Exercise details: Can you copy out the material below, swapping every "hollow-arrow-icon" for "open-arrow-icon" and leaving everything else as it is?

Provided material:
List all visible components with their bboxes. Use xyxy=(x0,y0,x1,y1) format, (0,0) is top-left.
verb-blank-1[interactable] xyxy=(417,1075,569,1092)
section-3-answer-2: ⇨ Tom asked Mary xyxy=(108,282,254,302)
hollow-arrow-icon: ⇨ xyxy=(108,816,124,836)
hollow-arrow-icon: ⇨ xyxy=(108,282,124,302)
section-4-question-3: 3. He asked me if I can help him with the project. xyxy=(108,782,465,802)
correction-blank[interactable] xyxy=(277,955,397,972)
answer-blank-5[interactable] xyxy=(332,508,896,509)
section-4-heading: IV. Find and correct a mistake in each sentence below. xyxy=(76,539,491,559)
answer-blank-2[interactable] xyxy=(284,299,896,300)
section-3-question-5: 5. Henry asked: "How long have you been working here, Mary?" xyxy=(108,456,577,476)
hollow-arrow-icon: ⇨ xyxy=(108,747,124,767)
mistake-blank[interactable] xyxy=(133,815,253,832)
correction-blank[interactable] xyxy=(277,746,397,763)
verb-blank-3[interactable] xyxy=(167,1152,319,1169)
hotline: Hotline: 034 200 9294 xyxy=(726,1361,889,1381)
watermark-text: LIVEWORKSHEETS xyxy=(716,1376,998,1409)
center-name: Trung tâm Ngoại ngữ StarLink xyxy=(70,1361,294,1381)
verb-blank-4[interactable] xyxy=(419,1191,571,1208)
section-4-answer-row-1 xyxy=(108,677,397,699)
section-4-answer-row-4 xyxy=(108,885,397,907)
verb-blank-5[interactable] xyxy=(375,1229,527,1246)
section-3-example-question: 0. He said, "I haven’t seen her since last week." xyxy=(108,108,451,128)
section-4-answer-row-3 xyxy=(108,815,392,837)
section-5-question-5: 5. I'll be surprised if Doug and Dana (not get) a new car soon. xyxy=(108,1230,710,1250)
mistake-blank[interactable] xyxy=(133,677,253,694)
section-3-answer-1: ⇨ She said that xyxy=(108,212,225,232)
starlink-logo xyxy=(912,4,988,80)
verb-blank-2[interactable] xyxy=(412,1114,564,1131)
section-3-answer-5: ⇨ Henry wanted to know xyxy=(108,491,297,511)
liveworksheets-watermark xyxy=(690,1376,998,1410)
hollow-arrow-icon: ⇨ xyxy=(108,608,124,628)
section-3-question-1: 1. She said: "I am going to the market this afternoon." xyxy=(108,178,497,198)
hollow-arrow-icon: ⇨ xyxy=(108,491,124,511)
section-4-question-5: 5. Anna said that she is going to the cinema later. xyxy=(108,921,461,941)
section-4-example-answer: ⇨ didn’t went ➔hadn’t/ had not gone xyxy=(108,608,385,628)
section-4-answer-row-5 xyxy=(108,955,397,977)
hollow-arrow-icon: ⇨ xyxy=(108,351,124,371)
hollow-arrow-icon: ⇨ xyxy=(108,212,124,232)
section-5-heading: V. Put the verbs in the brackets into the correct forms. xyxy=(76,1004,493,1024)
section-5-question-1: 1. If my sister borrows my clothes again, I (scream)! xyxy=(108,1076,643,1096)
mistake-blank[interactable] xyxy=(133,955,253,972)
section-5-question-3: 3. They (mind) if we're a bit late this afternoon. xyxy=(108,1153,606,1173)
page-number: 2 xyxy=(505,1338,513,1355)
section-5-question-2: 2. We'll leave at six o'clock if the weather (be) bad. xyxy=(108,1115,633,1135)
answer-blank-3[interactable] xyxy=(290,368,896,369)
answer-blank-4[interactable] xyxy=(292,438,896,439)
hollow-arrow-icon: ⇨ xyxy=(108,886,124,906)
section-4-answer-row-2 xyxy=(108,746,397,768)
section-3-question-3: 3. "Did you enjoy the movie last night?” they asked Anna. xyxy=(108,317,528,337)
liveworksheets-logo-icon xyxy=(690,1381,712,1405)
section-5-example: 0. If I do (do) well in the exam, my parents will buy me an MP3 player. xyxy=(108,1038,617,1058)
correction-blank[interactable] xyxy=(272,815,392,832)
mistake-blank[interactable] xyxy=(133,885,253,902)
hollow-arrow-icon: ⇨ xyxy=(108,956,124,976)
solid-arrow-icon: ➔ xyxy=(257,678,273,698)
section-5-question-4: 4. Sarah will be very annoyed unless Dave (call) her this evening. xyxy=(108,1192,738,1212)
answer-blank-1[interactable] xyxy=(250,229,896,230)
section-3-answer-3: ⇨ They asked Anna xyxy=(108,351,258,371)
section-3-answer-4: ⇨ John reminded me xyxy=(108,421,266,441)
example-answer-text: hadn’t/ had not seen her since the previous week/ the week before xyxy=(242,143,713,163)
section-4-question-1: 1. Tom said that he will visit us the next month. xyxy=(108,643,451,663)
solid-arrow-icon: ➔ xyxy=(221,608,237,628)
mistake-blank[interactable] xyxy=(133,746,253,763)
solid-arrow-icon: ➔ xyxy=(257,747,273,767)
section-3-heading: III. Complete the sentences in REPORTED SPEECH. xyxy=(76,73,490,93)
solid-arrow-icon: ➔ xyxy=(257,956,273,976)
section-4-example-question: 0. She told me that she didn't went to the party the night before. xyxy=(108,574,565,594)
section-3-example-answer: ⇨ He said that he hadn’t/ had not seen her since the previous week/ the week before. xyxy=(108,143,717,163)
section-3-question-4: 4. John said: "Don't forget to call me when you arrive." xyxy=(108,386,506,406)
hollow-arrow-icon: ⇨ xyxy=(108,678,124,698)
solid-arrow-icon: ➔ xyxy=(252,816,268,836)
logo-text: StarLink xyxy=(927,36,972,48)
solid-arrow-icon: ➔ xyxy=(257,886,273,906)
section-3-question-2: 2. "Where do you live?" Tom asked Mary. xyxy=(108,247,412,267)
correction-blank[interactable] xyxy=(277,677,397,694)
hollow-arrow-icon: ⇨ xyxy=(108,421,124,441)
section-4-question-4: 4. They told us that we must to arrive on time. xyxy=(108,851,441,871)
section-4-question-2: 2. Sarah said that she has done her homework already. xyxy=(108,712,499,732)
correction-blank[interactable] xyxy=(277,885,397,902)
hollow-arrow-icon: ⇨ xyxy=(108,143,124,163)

The completed task:
List all visible components with their bboxes. Use xyxy=(x0,y0,x1,y1) format, (0,0) is top-left.
verb-blank-1[interactable] xyxy=(417,1075,569,1092)
section-3-answer-2: ⇨ Tom asked Mary xyxy=(108,282,254,302)
open-arrow-icon: ⇨ xyxy=(108,816,124,836)
open-arrow-icon: ⇨ xyxy=(108,282,124,302)
section-4-question-3: 3. He asked me if I can help him with the project. xyxy=(108,782,465,802)
correction-blank[interactable] xyxy=(277,955,397,972)
answer-blank-5[interactable] xyxy=(332,508,896,509)
section-4-heading: IV. Find and correct a mistake in each sentence below. xyxy=(76,539,491,559)
answer-blank-2[interactable] xyxy=(284,299,896,300)
section-3-question-5: 5. Henry asked: "How long have you been working here, Mary?" xyxy=(108,456,577,476)
open-arrow-icon: ⇨ xyxy=(108,747,124,767)
mistake-blank[interactable] xyxy=(133,815,253,832)
correction-blank[interactable] xyxy=(277,746,397,763)
verb-blank-3[interactable] xyxy=(167,1152,319,1169)
hotline: Hotline: 034 200 9294 xyxy=(726,1361,889,1381)
watermark-text: LIVEWORKSHEETS xyxy=(716,1376,998,1409)
center-name: Trung tâm Ngoại ngữ StarLink xyxy=(70,1361,294,1381)
verb-blank-4[interactable] xyxy=(419,1191,571,1208)
section-4-answer-row-1 xyxy=(108,677,397,699)
section-4-answer-row-4 xyxy=(108,885,397,907)
verb-blank-5[interactable] xyxy=(375,1229,527,1246)
section-3-example-question: 0. He said, "I haven’t seen her since last week." xyxy=(108,108,451,128)
section-4-answer-row-3 xyxy=(108,815,392,837)
section-5-question-5: 5. I'll be surprised if Doug and Dana (not get) a new car soon. xyxy=(108,1230,710,1250)
mistake-blank[interactable] xyxy=(133,677,253,694)
section-3-answer-1: ⇨ She said that xyxy=(108,212,225,232)
starlink-logo xyxy=(912,4,988,80)
verb-blank-2[interactable] xyxy=(412,1114,564,1131)
section-3-answer-5: ⇨ Henry wanted to know xyxy=(108,491,297,511)
liveworksheets-watermark xyxy=(690,1376,998,1410)
open-arrow-icon: ⇨ xyxy=(108,608,124,628)
section-3-question-1: 1. She said: "I am going to the market this afternoon." xyxy=(108,178,497,198)
open-arrow-icon: ⇨ xyxy=(108,491,124,511)
section-4-question-5: 5. Anna said that she is going to the cinema later. xyxy=(108,921,461,941)
section-4-example-answer: ⇨ didn’t went ➔hadn’t/ had not gone xyxy=(108,608,385,628)
section-4-answer-row-5 xyxy=(108,955,397,977)
open-arrow-icon: ⇨ xyxy=(108,351,124,371)
open-arrow-icon: ⇨ xyxy=(108,212,124,232)
section-5-heading: V. Put the verbs in the brackets into the correct forms. xyxy=(76,1004,493,1024)
section-5-question-1: 1. If my sister borrows my clothes again, I (scream)! xyxy=(108,1076,643,1096)
mistake-blank[interactable] xyxy=(133,955,253,972)
section-5-question-3: 3. They (mind) if we're a bit late this afternoon. xyxy=(108,1153,606,1173)
page-number: 2 xyxy=(505,1338,513,1355)
section-5-question-2: 2. We'll leave at six o'clock if the weather (be) bad. xyxy=(108,1115,633,1135)
answer-blank-3[interactable] xyxy=(290,368,896,369)
answer-blank-4[interactable] xyxy=(292,438,896,439)
open-arrow-icon: ⇨ xyxy=(108,886,124,906)
section-4-answer-row-2 xyxy=(108,746,397,768)
section-3-question-3: 3. "Did you enjoy the movie last night?” they asked Anna. xyxy=(108,317,528,337)
liveworksheets-logo-icon xyxy=(690,1381,712,1405)
section-5-example: 0. If I do (do) well in the exam, my parents will buy me an MP3 player. xyxy=(108,1038,617,1058)
correction-blank[interactable] xyxy=(272,815,392,832)
mistake-blank[interactable] xyxy=(133,885,253,902)
open-arrow-icon: ⇨ xyxy=(108,956,124,976)
solid-arrow-icon: ➔ xyxy=(257,678,273,698)
section-5-question-4: 4. Sarah will be very annoyed unless Dave (call) her this evening. xyxy=(108,1192,738,1212)
answer-blank-1[interactable] xyxy=(250,229,896,230)
section-3-answer-3: ⇨ They asked Anna xyxy=(108,351,258,371)
section-3-answer-4: ⇨ John reminded me xyxy=(108,421,266,441)
example-answer-text: hadn’t/ had not seen her since the previous week/ the week before xyxy=(242,143,713,163)
section-4-question-1: 1. Tom said that he will visit us the next month. xyxy=(108,643,451,663)
solid-arrow-icon: ➔ xyxy=(221,608,237,628)
mistake-blank[interactable] xyxy=(133,746,253,763)
solid-arrow-icon: ➔ xyxy=(257,747,273,767)
section-3-heading: III. Complete the sentences in REPORTED SPEECH. xyxy=(76,73,490,93)
solid-arrow-icon: ➔ xyxy=(257,956,273,976)
section-4-example-question: 0. She told me that she didn't went to the party the night before. xyxy=(108,574,565,594)
section-3-example-answer: ⇨ He said that he hadn’t/ had not seen her since the previous week/ the week before. xyxy=(108,143,717,163)
section-3-question-4: 4. John said: "Don't forget to call me when you arrive." xyxy=(108,386,506,406)
open-arrow-icon: ⇨ xyxy=(108,678,124,698)
solid-arrow-icon: ➔ xyxy=(252,816,268,836)
logo-text: StarLink xyxy=(927,36,972,48)
solid-arrow-icon: ➔ xyxy=(257,886,273,906)
section-3-question-2: 2. "Where do you live?" Tom asked Mary. xyxy=(108,247,412,267)
correction-blank[interactable] xyxy=(277,677,397,694)
open-arrow-icon: ⇨ xyxy=(108,421,124,441)
section-4-question-4: 4. They told us that we must to arrive on time. xyxy=(108,851,441,871)
section-4-question-2: 2. Sarah said that she has done her homework already. xyxy=(108,712,499,732)
correction-blank[interactable] xyxy=(277,885,397,902)
open-arrow-icon: ⇨ xyxy=(108,143,124,163)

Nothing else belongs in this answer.